*AIM*.
Among the lines of these entries, how many hold the word "this"? State only the number.

Chart and figure data

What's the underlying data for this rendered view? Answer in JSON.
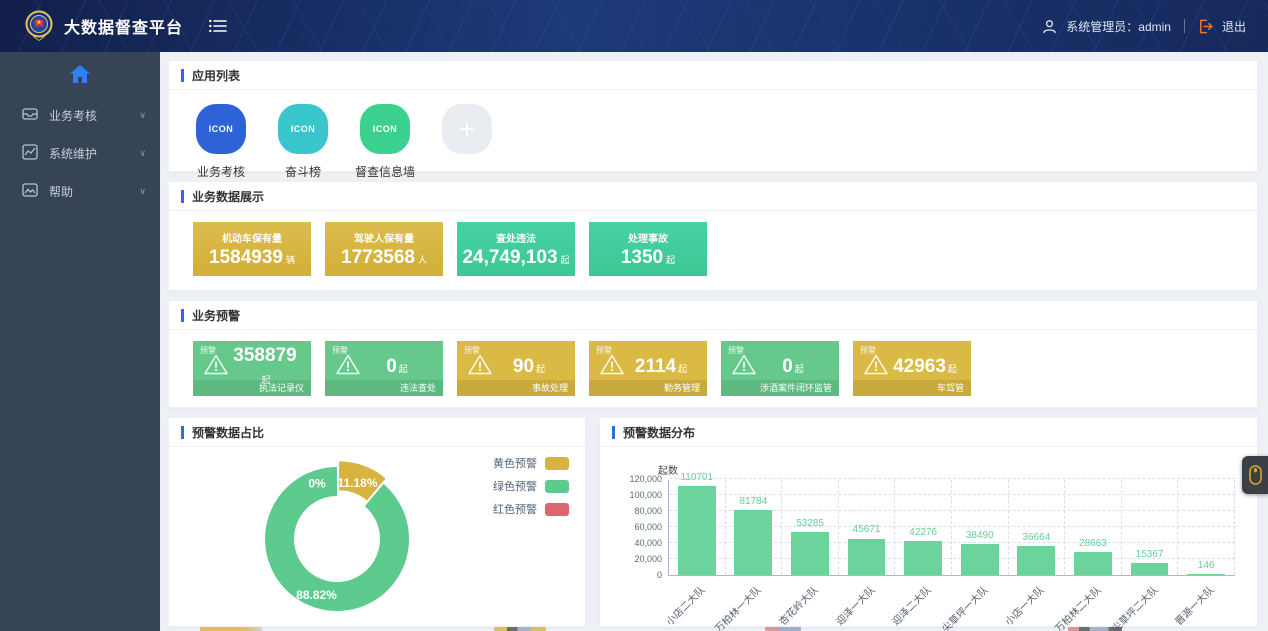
{
  "header": {
    "title": "大数据督查平台",
    "user_label": "系统管理员：admin",
    "logout_label": "退出"
  },
  "sidebar": {
    "items": [
      {
        "label": "业务考核",
        "icon": "inbox-icon"
      },
      {
        "label": "系统维护",
        "icon": "line-chart-icon"
      },
      {
        "label": "帮助",
        "icon": "image-icon"
      }
    ]
  },
  "sections": {
    "apps_title": "应用列表",
    "biz_data_title": "业务数据展示",
    "biz_warning_title": "业务预警",
    "pie_title": "预警数据占比",
    "bar_title": "预警数据分布"
  },
  "apps": {
    "items": [
      {
        "label": "业务考核",
        "icon_text": "ICON",
        "color": "#2e63d8"
      },
      {
        "label": "奋斗榜",
        "icon_text": "ICON",
        "color": "#38c5cb"
      },
      {
        "label": "督查信息墙",
        "icon_text": "ICON",
        "color": "#3bd08d"
      }
    ],
    "add_label": "+"
  },
  "stat_cards": [
    {
      "title": "机动车保有量",
      "value": "1584939",
      "unit": "辆",
      "theme": "gold"
    },
    {
      "title": "驾驶人保有量",
      "value": "1773568",
      "unit": "人",
      "theme": "gold"
    },
    {
      "title": "查处违法",
      "value": "24,749,103",
      "unit": "起",
      "theme": "green"
    },
    {
      "title": "处理事故",
      "value": "1350",
      "unit": "起",
      "theme": "green"
    }
  ],
  "warning_cards": [
    {
      "tag": "预警",
      "value": "358879",
      "unit": "起",
      "label": "执法记录仪",
      "theme": "green"
    },
    {
      "tag": "预警",
      "value": "0",
      "unit": "起",
      "label": "违法查处",
      "theme": "green"
    },
    {
      "tag": "预警",
      "value": "90",
      "unit": "起",
      "label": "事故处理",
      "theme": "gold"
    },
    {
      "tag": "预警",
      "value": "2114",
      "unit": "起",
      "label": "勤务管理",
      "theme": "gold"
    },
    {
      "tag": "预警",
      "value": "0",
      "unit": "起",
      "label": "涉酒案件闭环监管",
      "theme": "green"
    },
    {
      "tag": "预警",
      "value": "42963",
      "unit": "起",
      "label": "车驾管",
      "theme": "gold"
    }
  ],
  "chart_data": [
    {
      "type": "pie",
      "title": "预警数据占比",
      "donut": true,
      "legend_position": "top-right",
      "series": [
        {
          "name": "黄色预警",
          "value": 11.18,
          "label": "11.18%",
          "color": "#d9b33f",
          "exploded": true
        },
        {
          "name": "绿色预警",
          "value": 88.82,
          "label": "88.82%",
          "color": "#5ecb8e",
          "exploded": false
        },
        {
          "name": "红色预警",
          "value": 0,
          "label": "0%",
          "color": "#dd6570",
          "exploded": false
        }
      ],
      "unit": "%"
    },
    {
      "type": "bar",
      "title": "预警数据分布",
      "ylabel": "起数",
      "xlabel": "",
      "ylim": [
        0,
        120000
      ],
      "ytick_step": 20000,
      "grid": "dashed",
      "bar_color": "#6bd49c",
      "categories": [
        "小店二大队",
        "万柏林一大队",
        "杏花岭大队",
        "迎泽一大队",
        "迎泽二大队",
        "尖草坪一大队",
        "小店一大队",
        "万柏林二大队",
        "尖草坪二大队",
        "晋源一大队"
      ],
      "values": [
        110701,
        81784,
        53285,
        45671,
        42276,
        38490,
        36664,
        28663,
        15367,
        146
      ]
    }
  ],
  "colors": {
    "accent_blue": "#2a6ce8",
    "home_blue": "#2e7ff7",
    "gold": "#d9b845",
    "green": "#66c98b",
    "stat_green": "#41cf9e",
    "red": "#dd6570",
    "logout_orange": "#e2773a"
  }
}
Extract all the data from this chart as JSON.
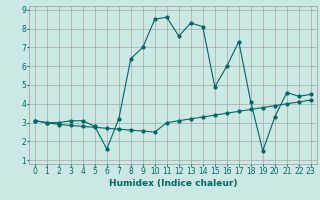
{
  "xlabel": "Humidex (Indice chaleur)",
  "bg_color": "#cce8e4",
  "grid_color": "#999999",
  "line_color": "#006666",
  "xlim": [
    -0.5,
    23.5
  ],
  "ylim": [
    0.8,
    9.2
  ],
  "xticks": [
    0,
    1,
    2,
    3,
    4,
    5,
    6,
    7,
    8,
    9,
    10,
    11,
    12,
    13,
    14,
    15,
    16,
    17,
    18,
    19,
    20,
    21,
    22,
    23
  ],
  "yticks": [
    1,
    2,
    3,
    4,
    5,
    6,
    7,
    8,
    9
  ],
  "line1_x": [
    0,
    1,
    2,
    3,
    4,
    5,
    6,
    7,
    8,
    9,
    10,
    11,
    12,
    13,
    14,
    15,
    16,
    17,
    18,
    19,
    20,
    21,
    22,
    23
  ],
  "line1_y": [
    3.1,
    3.0,
    3.0,
    3.1,
    3.1,
    2.8,
    1.6,
    3.2,
    6.4,
    7.0,
    8.5,
    8.6,
    7.6,
    8.3,
    8.1,
    4.9,
    6.0,
    7.3,
    4.1,
    1.5,
    3.3,
    4.6,
    4.4,
    4.5
  ],
  "line2_x": [
    0,
    1,
    2,
    3,
    4,
    5,
    6,
    7,
    8,
    9,
    10,
    11,
    12,
    13,
    14,
    15,
    16,
    17,
    18,
    19,
    20,
    21,
    22,
    23
  ],
  "line2_y": [
    3.1,
    3.0,
    2.9,
    2.85,
    2.8,
    2.75,
    2.7,
    2.65,
    2.6,
    2.55,
    2.5,
    3.0,
    3.1,
    3.2,
    3.3,
    3.4,
    3.5,
    3.6,
    3.7,
    3.8,
    3.9,
    4.0,
    4.1,
    4.2
  ],
  "xlabel_fontsize": 6.5,
  "tick_fontsize": 5.5
}
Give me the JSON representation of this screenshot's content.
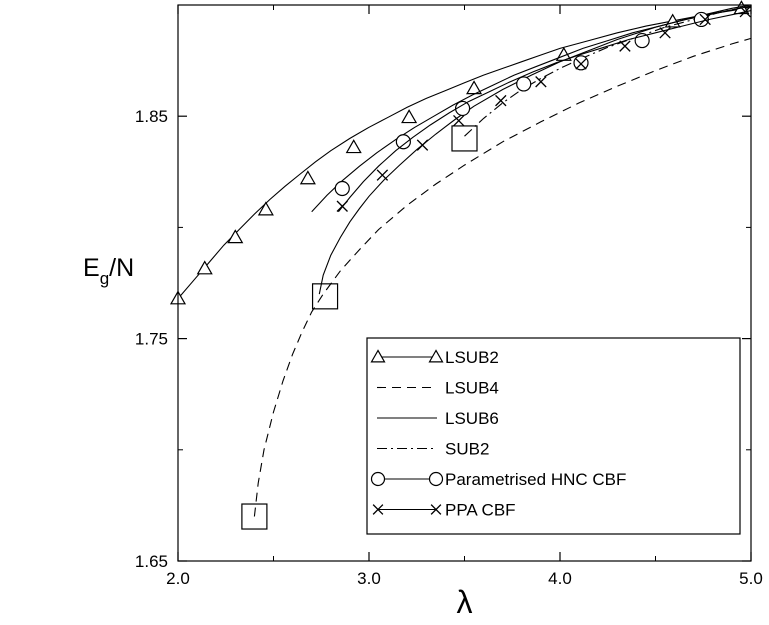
{
  "chart_data": {
    "type": "line",
    "xlabel": "λ",
    "ylabel_main": "E",
    "ylabel_sub": "g",
    "ylabel_tail": "/N",
    "xlim": [
      2.0,
      5.0
    ],
    "ylim": [
      1.65,
      1.9
    ],
    "xticks": [
      {
        "value": 2.0,
        "label": "2.0"
      },
      {
        "value": 3.0,
        "label": "3.0"
      },
      {
        "value": 4.0,
        "label": "4.0"
      },
      {
        "value": 5.0,
        "label": "5.0"
      }
    ],
    "yticks": [
      {
        "value": 1.65,
        "label": "1.65"
      },
      {
        "value": 1.75,
        "label": "1.75"
      },
      {
        "value": 1.85,
        "label": "1.85"
      }
    ],
    "legend_position": "bottom-right",
    "series": [
      {
        "name": "LSUB2",
        "style": "solid",
        "marker": "triangle",
        "x": [
          2.0,
          2.08,
          2.16,
          2.24,
          2.32,
          2.4,
          2.48,
          2.56,
          2.64,
          2.72,
          2.8,
          2.9,
          3.0,
          3.1,
          3.2,
          3.3,
          3.4,
          3.5,
          3.6,
          3.7,
          3.8,
          3.9,
          4.0,
          4.15,
          4.3,
          4.45,
          4.6,
          4.75,
          4.9,
          5.0
        ],
        "y": [
          1.768,
          1.776,
          1.784,
          1.792,
          1.799,
          1.806,
          1.8125,
          1.8185,
          1.824,
          1.8295,
          1.8345,
          1.84,
          1.845,
          1.8495,
          1.854,
          1.858,
          1.8615,
          1.865,
          1.8685,
          1.8715,
          1.8745,
          1.8775,
          1.8805,
          1.884,
          1.8875,
          1.8905,
          1.893,
          1.8955,
          1.8975,
          1.899
        ],
        "marker_x": [
          2.0,
          2.14,
          2.3,
          2.46,
          2.68,
          2.92,
          3.21,
          3.55,
          4.02,
          4.59,
          4.95
        ],
        "marker_y": [
          1.768,
          1.7815,
          1.7955,
          1.808,
          1.822,
          1.836,
          1.8495,
          1.8625,
          1.8775,
          1.8925,
          1.8985
        ]
      },
      {
        "name": "LSUB4",
        "style": "dashed",
        "marker": "none",
        "x": [
          2.4,
          2.42,
          2.45,
          2.5,
          2.55,
          2.6,
          2.65,
          2.7,
          2.76,
          2.85,
          2.95,
          3.05,
          3.2,
          3.35,
          3.5,
          3.7,
          3.9,
          4.1,
          4.3,
          4.5,
          4.7,
          4.9,
          5.0
        ],
        "y": [
          1.67,
          1.685,
          1.7,
          1.717,
          1.731,
          1.743,
          1.753,
          1.762,
          1.77,
          1.7805,
          1.79,
          1.799,
          1.81,
          1.8195,
          1.828,
          1.8385,
          1.8475,
          1.856,
          1.8635,
          1.8705,
          1.877,
          1.8825,
          1.885
        ],
        "square_x": [
          2.4,
          2.77,
          3.5
        ],
        "square_y": [
          1.67,
          1.769,
          1.84
        ]
      },
      {
        "name": "LSUB6",
        "style": "solid",
        "marker": "none",
        "x": [
          2.74,
          2.76,
          2.8,
          2.85,
          2.9,
          2.95,
          3.0,
          3.08,
          3.16,
          3.25,
          3.35,
          3.45,
          3.55,
          3.7,
          3.85,
          4.0,
          4.15,
          4.3,
          4.5,
          4.7,
          4.9,
          5.0
        ],
        "y": [
          1.77,
          1.7785,
          1.7875,
          1.7955,
          1.8025,
          1.8085,
          1.814,
          1.8215,
          1.828,
          1.835,
          1.842,
          1.8485,
          1.8545,
          1.862,
          1.8685,
          1.8745,
          1.8795,
          1.8845,
          1.89,
          1.8945,
          1.8985,
          1.9
        ]
      },
      {
        "name": "SUB2",
        "style": "dashdot",
        "marker": "none",
        "x": [
          3.5,
          3.6,
          3.7,
          3.8,
          3.9,
          4.0,
          4.1,
          4.25,
          4.4,
          4.55,
          4.7,
          4.85,
          5.0
        ],
        "y": [
          1.841,
          1.849,
          1.856,
          1.862,
          1.867,
          1.8715,
          1.8755,
          1.881,
          1.8855,
          1.89,
          1.8935,
          1.897,
          1.8995
        ]
      },
      {
        "name": "Parametrised HNC CBF",
        "style": "solid",
        "marker": "circle",
        "x": [
          2.7,
          2.78,
          2.86,
          2.95,
          3.04,
          3.14,
          3.24,
          3.34,
          3.44,
          3.54,
          3.65,
          3.76,
          3.88,
          4.0,
          4.12,
          4.25,
          4.38,
          4.52,
          4.66,
          4.8,
          4.94,
          5.0
        ],
        "y": [
          1.807,
          1.8145,
          1.821,
          1.8275,
          1.8335,
          1.8395,
          1.845,
          1.85,
          1.855,
          1.8595,
          1.864,
          1.8685,
          1.8725,
          1.8765,
          1.8805,
          1.884,
          1.8875,
          1.8905,
          1.8935,
          1.896,
          1.8985,
          1.8995
        ],
        "marker_x": [
          2.86,
          3.18,
          3.49,
          3.81,
          4.11,
          4.43,
          4.74
        ],
        "marker_y": [
          1.8175,
          1.8385,
          1.8535,
          1.8645,
          1.874,
          1.884,
          1.8935
        ]
      },
      {
        "name": "PPA CBF",
        "style": "solid",
        "marker": "cross",
        "x": [
          2.84,
          2.9,
          2.97,
          3.05,
          3.14,
          3.23,
          3.32,
          3.42,
          3.52,
          3.63,
          3.74,
          3.86,
          3.98,
          4.1,
          4.23,
          4.36,
          4.5,
          4.64,
          4.78,
          4.92,
          5.0
        ],
        "y": [
          1.807,
          1.8135,
          1.8205,
          1.8275,
          1.8345,
          1.8405,
          1.846,
          1.8515,
          1.8565,
          1.861,
          1.8655,
          1.87,
          1.874,
          1.8775,
          1.881,
          1.8845,
          1.8875,
          1.8905,
          1.8935,
          1.896,
          1.8975
        ],
        "marker_x": [
          2.86,
          3.07,
          3.28,
          3.47,
          3.69,
          3.9,
          4.11,
          4.34,
          4.55,
          4.76,
          4.97
        ],
        "marker_y": [
          1.8095,
          1.8235,
          1.837,
          1.848,
          1.857,
          1.8655,
          1.8735,
          1.8815,
          1.8875,
          1.8935,
          1.897
        ]
      }
    ]
  }
}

*TASK RESPONSE*.
3